-- start of Provided records --

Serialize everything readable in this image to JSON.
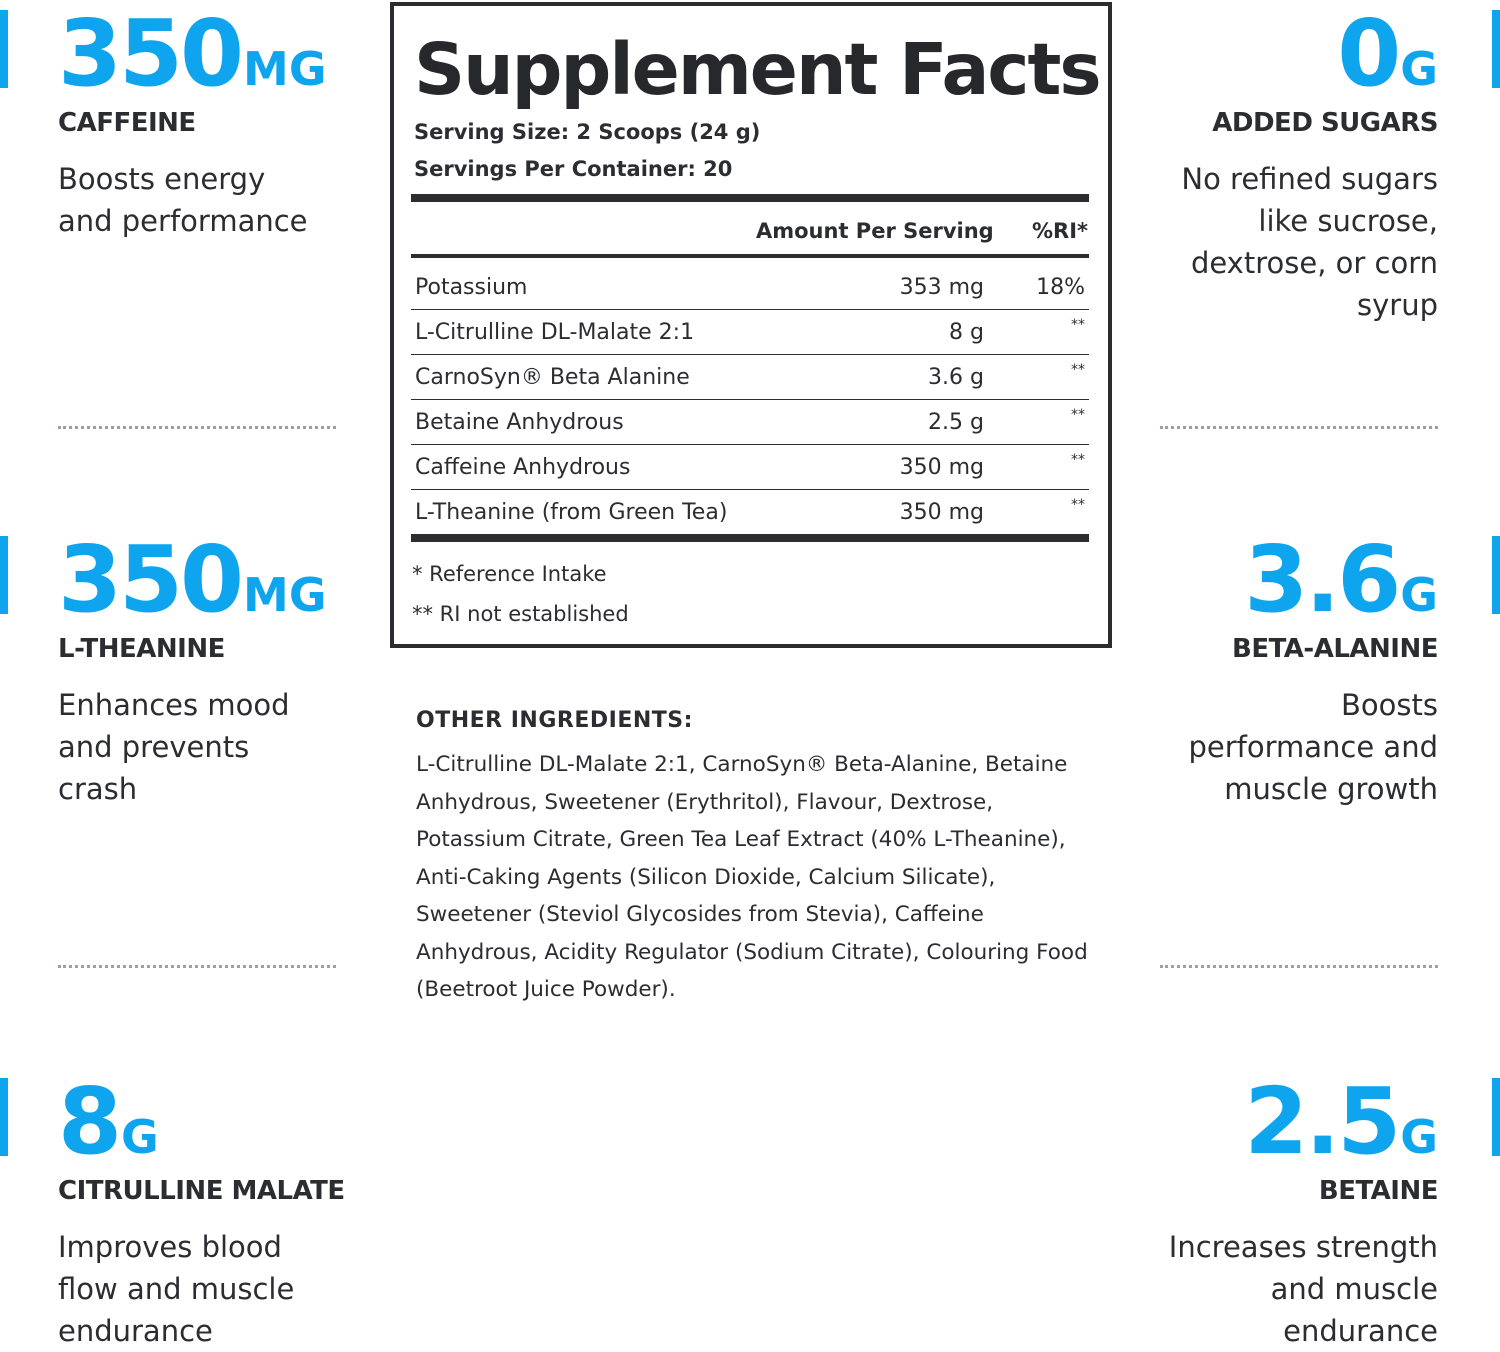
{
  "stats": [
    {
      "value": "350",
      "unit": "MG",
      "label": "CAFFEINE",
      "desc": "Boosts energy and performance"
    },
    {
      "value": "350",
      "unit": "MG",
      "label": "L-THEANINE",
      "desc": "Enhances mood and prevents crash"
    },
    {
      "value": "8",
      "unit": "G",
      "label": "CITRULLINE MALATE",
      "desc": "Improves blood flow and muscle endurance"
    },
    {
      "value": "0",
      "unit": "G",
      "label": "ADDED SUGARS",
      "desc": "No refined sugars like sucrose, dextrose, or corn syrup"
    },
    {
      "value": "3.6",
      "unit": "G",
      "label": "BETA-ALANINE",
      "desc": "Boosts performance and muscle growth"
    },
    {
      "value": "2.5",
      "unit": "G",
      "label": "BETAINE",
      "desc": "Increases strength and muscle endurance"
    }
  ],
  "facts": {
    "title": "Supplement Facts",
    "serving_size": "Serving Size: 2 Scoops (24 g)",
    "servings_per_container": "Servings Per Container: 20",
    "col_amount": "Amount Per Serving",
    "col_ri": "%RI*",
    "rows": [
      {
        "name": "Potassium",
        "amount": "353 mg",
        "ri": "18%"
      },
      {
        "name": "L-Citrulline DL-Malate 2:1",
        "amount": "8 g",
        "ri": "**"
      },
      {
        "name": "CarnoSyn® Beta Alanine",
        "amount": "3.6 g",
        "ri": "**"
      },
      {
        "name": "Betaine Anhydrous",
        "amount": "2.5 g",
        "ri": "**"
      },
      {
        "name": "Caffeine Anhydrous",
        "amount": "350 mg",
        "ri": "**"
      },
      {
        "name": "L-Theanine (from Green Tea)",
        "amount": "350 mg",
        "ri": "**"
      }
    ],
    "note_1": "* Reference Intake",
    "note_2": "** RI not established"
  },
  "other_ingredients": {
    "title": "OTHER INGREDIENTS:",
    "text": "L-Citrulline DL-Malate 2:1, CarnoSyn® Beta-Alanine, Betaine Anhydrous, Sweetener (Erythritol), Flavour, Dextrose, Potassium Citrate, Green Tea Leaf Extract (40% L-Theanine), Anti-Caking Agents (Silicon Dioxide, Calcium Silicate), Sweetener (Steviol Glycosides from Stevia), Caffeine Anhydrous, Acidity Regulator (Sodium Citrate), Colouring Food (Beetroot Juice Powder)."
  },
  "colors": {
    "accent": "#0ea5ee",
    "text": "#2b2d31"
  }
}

-- end of Provided records --

— Exercise goal —
Collect each line holding the string "Boosts".

— Answer to this task —
      "desc": "Boosts energy and performance"
      "desc": "Boosts performance and muscle growth"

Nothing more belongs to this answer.